> _Excerpted data_
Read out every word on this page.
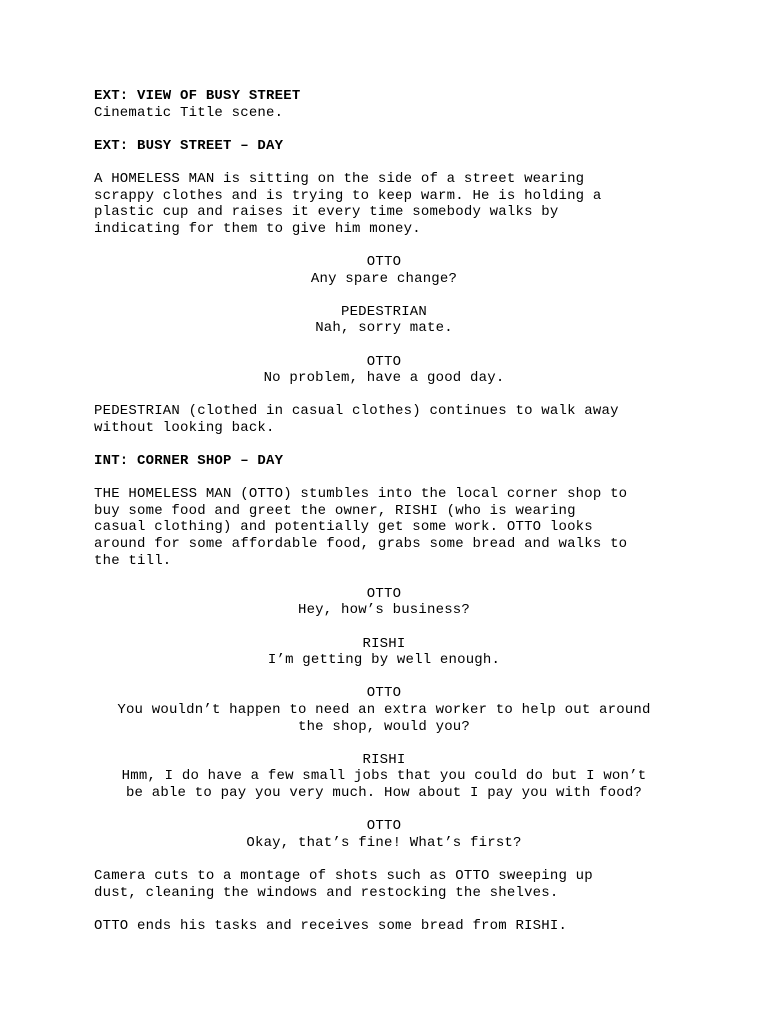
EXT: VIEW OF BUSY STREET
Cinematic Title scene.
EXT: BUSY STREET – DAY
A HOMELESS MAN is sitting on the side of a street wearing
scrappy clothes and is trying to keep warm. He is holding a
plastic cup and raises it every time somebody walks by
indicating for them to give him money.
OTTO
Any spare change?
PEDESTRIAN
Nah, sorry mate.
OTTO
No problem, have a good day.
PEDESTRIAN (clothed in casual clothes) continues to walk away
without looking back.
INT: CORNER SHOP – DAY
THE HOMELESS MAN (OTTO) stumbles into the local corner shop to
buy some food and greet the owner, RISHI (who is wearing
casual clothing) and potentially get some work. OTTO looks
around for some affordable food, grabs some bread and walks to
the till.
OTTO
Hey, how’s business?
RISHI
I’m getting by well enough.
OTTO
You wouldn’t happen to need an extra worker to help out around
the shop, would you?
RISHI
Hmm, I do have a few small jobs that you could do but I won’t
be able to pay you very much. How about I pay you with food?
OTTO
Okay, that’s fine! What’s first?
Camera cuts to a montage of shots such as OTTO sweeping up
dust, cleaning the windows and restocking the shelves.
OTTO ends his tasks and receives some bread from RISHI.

...

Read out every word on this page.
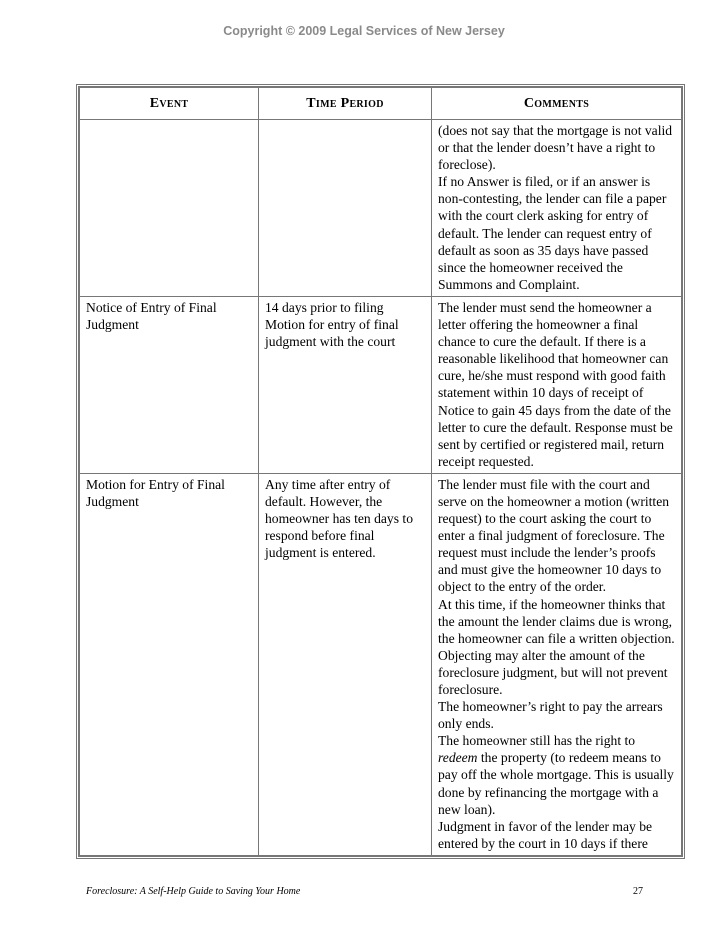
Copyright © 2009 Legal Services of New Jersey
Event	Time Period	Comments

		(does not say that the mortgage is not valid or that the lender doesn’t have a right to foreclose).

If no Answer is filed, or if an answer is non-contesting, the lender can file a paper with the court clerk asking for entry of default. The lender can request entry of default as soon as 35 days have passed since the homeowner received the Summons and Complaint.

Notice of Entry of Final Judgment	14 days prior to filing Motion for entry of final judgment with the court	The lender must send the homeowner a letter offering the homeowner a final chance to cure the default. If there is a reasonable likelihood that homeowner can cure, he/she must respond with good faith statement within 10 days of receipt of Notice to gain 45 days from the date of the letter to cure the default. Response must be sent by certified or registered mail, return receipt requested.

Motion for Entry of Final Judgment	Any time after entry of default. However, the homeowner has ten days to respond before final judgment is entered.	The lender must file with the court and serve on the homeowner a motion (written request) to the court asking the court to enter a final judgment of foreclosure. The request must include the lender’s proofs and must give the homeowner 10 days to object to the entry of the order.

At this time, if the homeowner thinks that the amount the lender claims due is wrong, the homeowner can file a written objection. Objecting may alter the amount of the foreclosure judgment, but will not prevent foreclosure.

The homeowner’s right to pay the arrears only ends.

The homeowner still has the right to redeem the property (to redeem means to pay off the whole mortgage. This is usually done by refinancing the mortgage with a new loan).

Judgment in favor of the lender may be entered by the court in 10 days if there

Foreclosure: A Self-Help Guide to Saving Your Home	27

...

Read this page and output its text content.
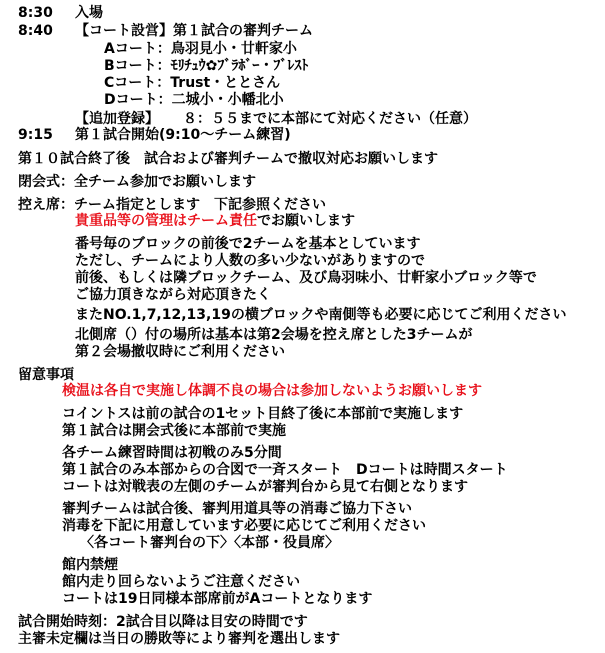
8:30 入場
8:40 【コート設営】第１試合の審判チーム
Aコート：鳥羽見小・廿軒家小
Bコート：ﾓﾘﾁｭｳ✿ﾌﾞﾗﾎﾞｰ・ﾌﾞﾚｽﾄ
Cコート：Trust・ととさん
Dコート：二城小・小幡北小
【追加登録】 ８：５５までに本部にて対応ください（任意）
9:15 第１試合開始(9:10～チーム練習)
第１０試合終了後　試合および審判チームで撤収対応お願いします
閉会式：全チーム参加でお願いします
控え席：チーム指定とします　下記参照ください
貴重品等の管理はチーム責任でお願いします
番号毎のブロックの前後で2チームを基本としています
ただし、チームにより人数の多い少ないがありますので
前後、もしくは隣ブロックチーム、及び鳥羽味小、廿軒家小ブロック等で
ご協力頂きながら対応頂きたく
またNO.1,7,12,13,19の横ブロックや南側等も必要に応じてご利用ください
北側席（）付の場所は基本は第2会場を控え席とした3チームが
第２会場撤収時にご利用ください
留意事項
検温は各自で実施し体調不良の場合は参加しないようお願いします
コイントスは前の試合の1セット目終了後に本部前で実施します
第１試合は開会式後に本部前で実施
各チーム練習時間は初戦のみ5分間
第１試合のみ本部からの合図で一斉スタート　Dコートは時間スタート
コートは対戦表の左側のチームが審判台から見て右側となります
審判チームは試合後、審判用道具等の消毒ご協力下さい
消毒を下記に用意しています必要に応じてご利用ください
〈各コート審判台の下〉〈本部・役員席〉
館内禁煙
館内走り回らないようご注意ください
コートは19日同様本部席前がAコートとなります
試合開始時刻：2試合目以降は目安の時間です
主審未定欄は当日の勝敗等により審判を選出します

> _What is required_
Copy every line above that holds the word "PEDESTRIAN".

> _The reply_
PEDESTRIAN
PEDESTRIAN (clothed in casual clothes) continues to walk away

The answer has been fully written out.